Every line of the material below must be repeated exactly.

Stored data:
## Start

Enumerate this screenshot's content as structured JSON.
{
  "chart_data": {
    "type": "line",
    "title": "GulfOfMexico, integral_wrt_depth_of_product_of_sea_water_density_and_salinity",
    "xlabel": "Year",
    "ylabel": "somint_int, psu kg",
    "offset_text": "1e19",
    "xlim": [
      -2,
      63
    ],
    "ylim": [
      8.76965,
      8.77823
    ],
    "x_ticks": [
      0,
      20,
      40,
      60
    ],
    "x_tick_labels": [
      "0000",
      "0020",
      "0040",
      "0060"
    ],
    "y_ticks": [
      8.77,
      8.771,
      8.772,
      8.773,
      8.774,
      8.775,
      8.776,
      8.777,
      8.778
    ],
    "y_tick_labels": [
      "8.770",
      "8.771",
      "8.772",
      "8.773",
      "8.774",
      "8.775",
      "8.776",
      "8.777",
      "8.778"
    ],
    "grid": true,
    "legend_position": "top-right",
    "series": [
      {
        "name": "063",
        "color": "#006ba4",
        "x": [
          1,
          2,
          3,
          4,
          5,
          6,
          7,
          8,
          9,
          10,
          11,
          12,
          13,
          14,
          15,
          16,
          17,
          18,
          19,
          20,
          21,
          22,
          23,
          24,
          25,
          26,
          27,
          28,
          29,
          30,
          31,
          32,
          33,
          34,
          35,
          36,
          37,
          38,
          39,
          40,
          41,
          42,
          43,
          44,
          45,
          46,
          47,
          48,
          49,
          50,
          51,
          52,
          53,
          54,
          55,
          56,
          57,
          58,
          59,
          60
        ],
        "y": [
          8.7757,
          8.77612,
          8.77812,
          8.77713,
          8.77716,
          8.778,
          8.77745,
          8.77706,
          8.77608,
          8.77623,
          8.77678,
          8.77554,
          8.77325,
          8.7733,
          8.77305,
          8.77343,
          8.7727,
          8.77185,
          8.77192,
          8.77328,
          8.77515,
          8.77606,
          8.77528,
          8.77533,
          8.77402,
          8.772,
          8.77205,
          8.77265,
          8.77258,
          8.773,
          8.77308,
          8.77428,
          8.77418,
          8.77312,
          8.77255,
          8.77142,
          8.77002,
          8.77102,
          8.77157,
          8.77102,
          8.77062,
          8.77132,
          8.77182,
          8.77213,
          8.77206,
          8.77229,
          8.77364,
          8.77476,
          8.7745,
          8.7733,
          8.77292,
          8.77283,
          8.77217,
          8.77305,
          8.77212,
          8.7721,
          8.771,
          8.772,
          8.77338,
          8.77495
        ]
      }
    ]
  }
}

## End

* _Problem solution_:
Enumerate this screenshot's content as structured JSON.
{
  "chart_data": {
    "type": "line",
    "title": "GulfOfMexico, integral_wrt_depth_of_product_of_sea_water_density_and_salinity",
    "xlabel": "Year",
    "ylabel": "somint_int, psu kg",
    "offset_text": "1e19",
    "xlim": [
      -2,
      63
    ],
    "ylim": [
      8.76965,
      8.77823
    ],
    "x_ticks": [
      0,
      20,
      40,
      60
    ],
    "x_tick_labels": [
      "0000",
      "0020",
      "0040",
      "0060"
    ],
    "y_ticks": [
      8.77,
      8.771,
      8.772,
      8.773,
      8.774,
      8.775,
      8.776,
      8.777,
      8.778
    ],
    "y_tick_labels": [
      "8.770",
      "8.771",
      "8.772",
      "8.773",
      "8.774",
      "8.775",
      "8.776",
      "8.777",
      "8.778"
    ],
    "grid": true,
    "legend_position": "top-right",
    "series": [
      {
        "name": "063",
        "color": "#006ba4",
        "x": [
          1,
          2,
          3,
          4,
          5,
          6,
          7,
          8,
          9,
          10,
          11,
          12,
          13,
          14,
          15,
          16,
          17,
          18,
          19,
          20,
          21,
          22,
          23,
          24,
          25,
          26,
          27,
          28,
          29,
          30,
          31,
          32,
          33,
          34,
          35,
          36,
          37,
          38,
          39,
          40,
          41,
          42,
          43,
          44,
          45,
          46,
          47,
          48,
          49,
          50,
          51,
          52,
          53,
          54,
          55,
          56,
          57,
          58,
          59,
          60
        ],
        "y": [
          8.7757,
          8.77612,
          8.77812,
          8.77713,
          8.77716,
          8.778,
          8.77745,
          8.77706,
          8.77608,
          8.77623,
          8.77678,
          8.77554,
          8.77325,
          8.7733,
          8.77305,
          8.77343,
          8.7727,
          8.77185,
          8.77192,
          8.77328,
          8.77515,
          8.77606,
          8.77528,
          8.77533,
          8.77402,
          8.772,
          8.77205,
          8.77265,
          8.77258,
          8.773,
          8.77308,
          8.77428,
          8.77418,
          8.77312,
          8.77255,
          8.77142,
          8.77002,
          8.77102,
          8.77157,
          8.77102,
          8.77062,
          8.77132,
          8.77182,
          8.77213,
          8.77206,
          8.77229,
          8.77364,
          8.77476,
          8.7745,
          8.7733,
          8.77292,
          8.77283,
          8.77217,
          8.77305,
          8.77212,
          8.7721,
          8.771,
          8.772,
          8.77338,
          8.77495
        ]
      }
    ]
  }
}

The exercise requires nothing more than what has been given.